►

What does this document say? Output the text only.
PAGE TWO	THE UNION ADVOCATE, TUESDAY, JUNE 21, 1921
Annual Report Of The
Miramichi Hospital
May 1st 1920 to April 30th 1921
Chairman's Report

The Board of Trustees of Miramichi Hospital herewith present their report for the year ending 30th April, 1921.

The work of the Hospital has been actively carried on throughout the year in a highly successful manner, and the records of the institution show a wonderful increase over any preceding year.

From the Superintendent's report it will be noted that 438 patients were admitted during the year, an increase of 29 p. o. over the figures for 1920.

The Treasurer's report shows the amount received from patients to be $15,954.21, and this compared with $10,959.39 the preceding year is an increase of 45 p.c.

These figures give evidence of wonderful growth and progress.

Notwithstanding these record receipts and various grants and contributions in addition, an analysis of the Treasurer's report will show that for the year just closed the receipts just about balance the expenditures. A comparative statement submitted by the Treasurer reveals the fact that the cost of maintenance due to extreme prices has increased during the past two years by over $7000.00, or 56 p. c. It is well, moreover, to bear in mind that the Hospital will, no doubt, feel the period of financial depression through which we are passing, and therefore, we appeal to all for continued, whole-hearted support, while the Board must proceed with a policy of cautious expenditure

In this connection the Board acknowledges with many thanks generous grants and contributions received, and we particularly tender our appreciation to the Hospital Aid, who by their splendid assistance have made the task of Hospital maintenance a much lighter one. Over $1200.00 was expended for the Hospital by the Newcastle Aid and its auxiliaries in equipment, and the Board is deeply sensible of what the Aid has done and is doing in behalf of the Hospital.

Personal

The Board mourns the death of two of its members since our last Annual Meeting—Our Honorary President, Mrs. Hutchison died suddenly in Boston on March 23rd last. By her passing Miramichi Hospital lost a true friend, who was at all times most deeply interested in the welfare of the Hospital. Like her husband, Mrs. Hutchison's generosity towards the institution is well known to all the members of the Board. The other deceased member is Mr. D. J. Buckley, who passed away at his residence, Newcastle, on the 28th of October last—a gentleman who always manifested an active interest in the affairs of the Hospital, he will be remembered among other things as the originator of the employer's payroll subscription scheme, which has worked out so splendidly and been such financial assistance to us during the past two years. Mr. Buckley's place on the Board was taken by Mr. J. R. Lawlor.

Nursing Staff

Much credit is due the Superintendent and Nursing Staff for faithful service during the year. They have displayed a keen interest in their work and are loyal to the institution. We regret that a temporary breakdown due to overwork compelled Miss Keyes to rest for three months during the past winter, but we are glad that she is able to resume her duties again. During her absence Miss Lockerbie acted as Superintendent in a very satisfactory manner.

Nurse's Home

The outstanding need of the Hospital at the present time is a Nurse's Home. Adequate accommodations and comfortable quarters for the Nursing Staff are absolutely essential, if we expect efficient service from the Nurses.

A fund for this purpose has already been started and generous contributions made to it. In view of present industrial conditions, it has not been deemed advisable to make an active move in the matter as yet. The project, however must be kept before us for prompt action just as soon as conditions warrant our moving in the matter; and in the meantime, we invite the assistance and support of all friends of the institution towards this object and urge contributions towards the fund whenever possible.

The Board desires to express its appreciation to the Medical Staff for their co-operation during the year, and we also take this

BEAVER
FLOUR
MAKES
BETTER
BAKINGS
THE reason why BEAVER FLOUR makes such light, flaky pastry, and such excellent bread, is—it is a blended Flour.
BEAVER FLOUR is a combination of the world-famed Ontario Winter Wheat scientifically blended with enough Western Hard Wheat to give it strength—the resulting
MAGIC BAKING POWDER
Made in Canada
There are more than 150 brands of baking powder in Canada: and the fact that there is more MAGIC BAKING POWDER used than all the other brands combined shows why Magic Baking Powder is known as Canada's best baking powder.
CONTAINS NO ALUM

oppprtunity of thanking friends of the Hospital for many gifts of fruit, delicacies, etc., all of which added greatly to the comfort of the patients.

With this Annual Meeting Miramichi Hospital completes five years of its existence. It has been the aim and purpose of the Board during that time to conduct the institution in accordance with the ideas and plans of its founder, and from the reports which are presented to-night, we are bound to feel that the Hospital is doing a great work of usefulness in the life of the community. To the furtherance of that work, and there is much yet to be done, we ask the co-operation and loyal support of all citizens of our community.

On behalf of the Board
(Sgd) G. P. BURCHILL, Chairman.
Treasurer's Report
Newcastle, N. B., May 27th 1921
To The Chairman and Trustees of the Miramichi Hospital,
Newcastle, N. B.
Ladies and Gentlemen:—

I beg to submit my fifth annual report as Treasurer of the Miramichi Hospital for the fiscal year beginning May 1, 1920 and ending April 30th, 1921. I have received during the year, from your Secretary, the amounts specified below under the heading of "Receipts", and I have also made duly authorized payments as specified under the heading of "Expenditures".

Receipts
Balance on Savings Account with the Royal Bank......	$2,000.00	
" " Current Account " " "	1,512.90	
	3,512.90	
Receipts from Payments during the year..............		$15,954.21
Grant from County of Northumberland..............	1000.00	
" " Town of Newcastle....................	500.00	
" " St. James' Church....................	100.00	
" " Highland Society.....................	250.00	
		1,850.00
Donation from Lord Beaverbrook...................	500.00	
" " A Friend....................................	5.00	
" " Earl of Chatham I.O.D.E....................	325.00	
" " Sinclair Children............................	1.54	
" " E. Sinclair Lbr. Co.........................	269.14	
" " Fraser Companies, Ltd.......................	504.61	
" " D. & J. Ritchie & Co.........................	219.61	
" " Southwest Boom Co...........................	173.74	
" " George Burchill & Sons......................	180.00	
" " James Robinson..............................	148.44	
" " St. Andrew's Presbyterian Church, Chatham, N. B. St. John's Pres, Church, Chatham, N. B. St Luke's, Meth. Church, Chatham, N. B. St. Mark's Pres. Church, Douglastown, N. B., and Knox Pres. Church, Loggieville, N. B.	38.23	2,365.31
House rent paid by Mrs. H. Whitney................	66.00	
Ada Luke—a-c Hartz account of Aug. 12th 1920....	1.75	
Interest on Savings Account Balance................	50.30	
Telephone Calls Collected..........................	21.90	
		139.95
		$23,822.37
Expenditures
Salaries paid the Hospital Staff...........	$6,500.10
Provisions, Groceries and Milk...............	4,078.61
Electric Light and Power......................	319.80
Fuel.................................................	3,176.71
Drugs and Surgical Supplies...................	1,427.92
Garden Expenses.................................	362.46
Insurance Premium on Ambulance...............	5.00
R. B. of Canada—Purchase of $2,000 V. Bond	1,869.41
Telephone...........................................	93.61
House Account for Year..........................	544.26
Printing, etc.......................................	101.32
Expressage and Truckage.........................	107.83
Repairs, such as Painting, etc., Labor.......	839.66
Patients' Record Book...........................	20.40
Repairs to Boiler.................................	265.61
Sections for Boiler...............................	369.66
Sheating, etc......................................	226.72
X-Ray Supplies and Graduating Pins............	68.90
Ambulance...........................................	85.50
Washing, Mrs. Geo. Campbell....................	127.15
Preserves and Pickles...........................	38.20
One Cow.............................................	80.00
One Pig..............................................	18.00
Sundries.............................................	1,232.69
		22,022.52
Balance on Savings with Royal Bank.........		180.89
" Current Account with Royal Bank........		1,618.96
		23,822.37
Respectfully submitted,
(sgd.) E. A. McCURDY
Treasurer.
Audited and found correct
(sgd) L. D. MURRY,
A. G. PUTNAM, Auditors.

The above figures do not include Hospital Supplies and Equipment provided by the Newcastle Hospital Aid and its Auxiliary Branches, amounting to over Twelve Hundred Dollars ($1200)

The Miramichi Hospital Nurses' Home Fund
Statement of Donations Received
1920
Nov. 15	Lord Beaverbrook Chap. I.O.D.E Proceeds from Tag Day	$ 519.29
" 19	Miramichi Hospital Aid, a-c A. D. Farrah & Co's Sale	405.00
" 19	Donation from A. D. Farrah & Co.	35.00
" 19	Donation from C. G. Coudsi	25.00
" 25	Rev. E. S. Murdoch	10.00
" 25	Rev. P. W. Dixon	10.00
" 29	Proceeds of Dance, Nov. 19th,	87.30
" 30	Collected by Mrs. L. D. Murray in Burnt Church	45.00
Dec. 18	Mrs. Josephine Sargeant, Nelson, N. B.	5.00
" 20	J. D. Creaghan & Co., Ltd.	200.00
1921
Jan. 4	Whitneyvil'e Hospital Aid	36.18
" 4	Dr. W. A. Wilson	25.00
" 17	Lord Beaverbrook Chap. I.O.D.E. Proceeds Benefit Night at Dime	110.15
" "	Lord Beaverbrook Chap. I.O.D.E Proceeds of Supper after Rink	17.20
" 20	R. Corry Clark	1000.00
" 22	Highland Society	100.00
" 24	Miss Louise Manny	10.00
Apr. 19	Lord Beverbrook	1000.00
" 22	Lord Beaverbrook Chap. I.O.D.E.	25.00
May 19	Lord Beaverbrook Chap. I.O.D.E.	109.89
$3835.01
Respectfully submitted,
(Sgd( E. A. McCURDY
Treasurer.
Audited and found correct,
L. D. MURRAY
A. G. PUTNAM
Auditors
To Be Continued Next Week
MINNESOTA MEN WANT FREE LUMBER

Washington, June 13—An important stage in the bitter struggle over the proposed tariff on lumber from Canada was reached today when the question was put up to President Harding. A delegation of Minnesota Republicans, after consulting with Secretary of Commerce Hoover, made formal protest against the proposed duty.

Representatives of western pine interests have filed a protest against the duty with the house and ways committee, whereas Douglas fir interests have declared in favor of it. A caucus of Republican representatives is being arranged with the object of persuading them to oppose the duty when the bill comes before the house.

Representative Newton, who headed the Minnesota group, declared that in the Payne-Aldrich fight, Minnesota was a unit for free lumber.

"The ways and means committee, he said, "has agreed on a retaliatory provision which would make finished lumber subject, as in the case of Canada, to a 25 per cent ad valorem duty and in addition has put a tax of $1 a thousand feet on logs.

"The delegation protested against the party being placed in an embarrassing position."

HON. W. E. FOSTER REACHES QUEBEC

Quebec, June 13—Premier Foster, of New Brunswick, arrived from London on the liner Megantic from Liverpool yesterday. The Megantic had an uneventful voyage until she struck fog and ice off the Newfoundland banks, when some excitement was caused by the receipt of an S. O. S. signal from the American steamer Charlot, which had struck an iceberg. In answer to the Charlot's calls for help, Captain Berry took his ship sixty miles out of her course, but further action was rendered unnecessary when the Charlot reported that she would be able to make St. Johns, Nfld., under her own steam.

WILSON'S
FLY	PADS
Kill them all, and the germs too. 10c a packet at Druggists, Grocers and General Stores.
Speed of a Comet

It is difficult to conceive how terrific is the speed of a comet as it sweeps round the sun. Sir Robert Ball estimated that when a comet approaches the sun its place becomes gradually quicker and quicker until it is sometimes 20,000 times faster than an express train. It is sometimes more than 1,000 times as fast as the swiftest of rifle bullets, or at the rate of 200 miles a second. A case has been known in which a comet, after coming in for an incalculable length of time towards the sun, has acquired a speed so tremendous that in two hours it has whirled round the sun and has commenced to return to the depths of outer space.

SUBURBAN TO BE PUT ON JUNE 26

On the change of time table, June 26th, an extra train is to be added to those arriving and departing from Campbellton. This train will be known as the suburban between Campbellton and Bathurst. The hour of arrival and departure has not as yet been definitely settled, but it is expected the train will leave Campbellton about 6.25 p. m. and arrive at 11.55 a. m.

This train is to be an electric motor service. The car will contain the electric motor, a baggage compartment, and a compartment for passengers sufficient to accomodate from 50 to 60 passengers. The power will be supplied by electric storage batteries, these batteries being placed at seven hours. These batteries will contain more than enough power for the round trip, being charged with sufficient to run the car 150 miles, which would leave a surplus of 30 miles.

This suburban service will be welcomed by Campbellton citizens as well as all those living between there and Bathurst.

◄

Work to be completed »
Select the lines from the entries that include the word "against".

Task answer »
Washington, June 13—An important stage in the bitter struggle over the proposed tariff on lumber from Canada was reached today when the question was put up to President Harding. A delegation of Minnesota Republicans, after consulting with Secretary of Commerce Hoover, made formal protest against the proposed duty.
Representatives of western pine interests have filed a protest against the duty with the house and ways committee, whereas Douglas fir interests have declared in favor of it. A caucus of Republican representatives is being arranged with the object of persuading them to oppose the duty when the bill comes before the house.
"The delegation protested against the party being placed in an embarrassing position."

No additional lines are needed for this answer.